(Supplied records)

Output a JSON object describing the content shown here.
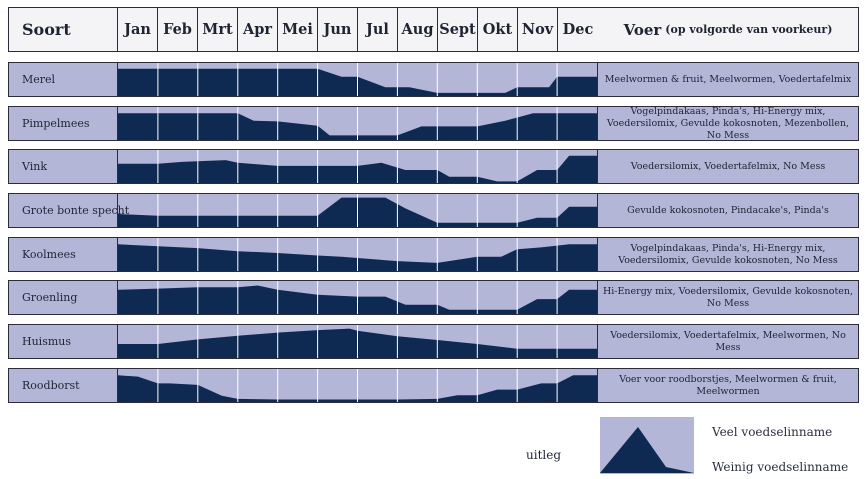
{
  "header": {
    "soort": "Soort",
    "voer": "Voer",
    "voer_sub": "(op volgorde van voorkeur)"
  },
  "legend": {
    "label": "uitleg",
    "high": "Veel voedselinname",
    "low": "Weinig voedselinname"
  },
  "colors": {
    "fill": "#0f2a52",
    "background": "#b3b6d6"
  },
  "chart_data": {
    "type": "area",
    "title": "",
    "categories": [
      "Jan",
      "Feb",
      "Mrt",
      "Apr",
      "Mei",
      "Jun",
      "Jul",
      "Aug",
      "Sept",
      "Okt",
      "Nov",
      "Dec"
    ],
    "ylim": [
      0,
      1
    ],
    "series": [
      {
        "name": "Merel",
        "voer": "Meelwormen & fruit, Meelwormen, Voedertafelmix",
        "x": [
          0,
          1,
          2,
          3,
          4,
          5,
          5.6,
          6,
          6.7,
          7.3,
          8,
          8.5,
          9,
          9.7,
          10,
          10.8,
          11,
          12
        ],
        "values": [
          0.88,
          0.88,
          0.88,
          0.88,
          0.88,
          0.88,
          0.62,
          0.62,
          0.28,
          0.28,
          0.1,
          0.1,
          0.1,
          0.1,
          0.28,
          0.28,
          0.62,
          0.62
        ]
      },
      {
        "name": "Pimpelmees",
        "voer": "Vogelpindakaas, Pinda's, Hi-Energy mix, Voedersilomix, Gevulde kokosnoten, Mezenbollen, No Mess",
        "x": [
          0,
          1,
          2,
          3,
          3.4,
          4,
          5,
          5.3,
          6,
          7,
          7.6,
          8,
          9,
          9.7,
          10.4,
          11,
          12
        ],
        "values": [
          0.86,
          0.86,
          0.86,
          0.86,
          0.62,
          0.6,
          0.46,
          0.15,
          0.15,
          0.15,
          0.44,
          0.44,
          0.44,
          0.62,
          0.86,
          0.86,
          0.86
        ]
      },
      {
        "name": "Vink",
        "voer": "Voedersilomix, Voedertafelmix, No Mess",
        "x": [
          0,
          1,
          1.6,
          2.7,
          3,
          4,
          5,
          6,
          6.6,
          7.2,
          8,
          8.3,
          9,
          9.5,
          10,
          10.5,
          11,
          11.3,
          12
        ],
        "values": [
          0.62,
          0.62,
          0.68,
          0.74,
          0.65,
          0.55,
          0.55,
          0.55,
          0.65,
          0.42,
          0.42,
          0.2,
          0.2,
          0.05,
          0.05,
          0.42,
          0.42,
          0.88,
          0.88
        ]
      },
      {
        "name": "Grote bonte specht",
        "voer": "Gevulde kokosnoten, Pindacake's, Pinda's",
        "x": [
          0,
          1,
          2,
          3,
          4,
          5,
          5.6,
          6,
          6.7,
          7.2,
          8,
          9,
          10,
          10.5,
          11,
          11.3,
          12
        ],
        "values": [
          0.42,
          0.36,
          0.36,
          0.36,
          0.36,
          0.36,
          0.95,
          0.95,
          0.95,
          0.6,
          0.14,
          0.14,
          0.14,
          0.3,
          0.3,
          0.65,
          0.65
        ]
      },
      {
        "name": "Koolmees",
        "voer": "Vogelpindakaas, Pinda's, Hi-Energy mix, Voedersilomix, Gevulde kokosnoten, No Mess",
        "x": [
          0,
          1,
          2,
          3,
          4,
          5,
          5.6,
          6,
          7,
          8,
          9,
          9.6,
          10,
          10.6,
          11,
          11.3,
          12
        ],
        "values": [
          0.86,
          0.8,
          0.74,
          0.64,
          0.58,
          0.5,
          0.46,
          0.42,
          0.32,
          0.26,
          0.46,
          0.46,
          0.7,
          0.76,
          0.82,
          0.86,
          0.86
        ]
      },
      {
        "name": "Groenling",
        "voer": "Hi-Energy mix, Voedersilomix, Gevulde kokosnoten, No Mess",
        "x": [
          0,
          1,
          2,
          3,
          3.5,
          4,
          5,
          6,
          6.7,
          7.2,
          8,
          8.3,
          9,
          9.6,
          10,
          10.5,
          11,
          11.3,
          12
        ],
        "values": [
          0.78,
          0.82,
          0.86,
          0.86,
          0.92,
          0.78,
          0.62,
          0.56,
          0.56,
          0.3,
          0.3,
          0.14,
          0.14,
          0.14,
          0.14,
          0.48,
          0.48,
          0.78,
          0.78
        ]
      },
      {
        "name": "Huismus",
        "voer": "Voedersilomix, Voedertafelmix, Meelwormen, No Mess",
        "x": [
          0,
          1,
          2,
          3,
          4,
          5,
          5.8,
          6,
          7,
          8,
          9,
          10,
          11,
          12
        ],
        "values": [
          0.45,
          0.45,
          0.6,
          0.72,
          0.82,
          0.9,
          0.95,
          0.88,
          0.7,
          0.58,
          0.45,
          0.3,
          0.3,
          0.3
        ]
      },
      {
        "name": "Roodborst",
        "voer": "Voer voor roodborstjes, Meelwormen & fruit, Meelwormen",
        "x": [
          0,
          0.5,
          1,
          1.3,
          2,
          2.6,
          3,
          4,
          5,
          6,
          7,
          8,
          8.5,
          9,
          9.5,
          10,
          10.6,
          11,
          11.4,
          12
        ],
        "values": [
          0.86,
          0.82,
          0.6,
          0.6,
          0.55,
          0.2,
          0.1,
          0.08,
          0.08,
          0.08,
          0.08,
          0.1,
          0.22,
          0.22,
          0.4,
          0.4,
          0.6,
          0.6,
          0.86,
          0.86
        ]
      }
    ]
  }
}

(The request) In the entries above, find each line with the string "Pinda" and copy it.

(In response)
        "voer": "Vogelpindakaas, Pinda's, Hi-Energy mix, Voedersilomix, Gevulde kokosnoten, Mezenbollen, No Mess",
        "voer": "Gevulde kokosnoten, Pindacake's, Pinda's",
        "voer": "Vogelpindakaas, Pinda's, Hi-Energy mix, Voedersilomix, Gevulde kokosnoten, No Mess",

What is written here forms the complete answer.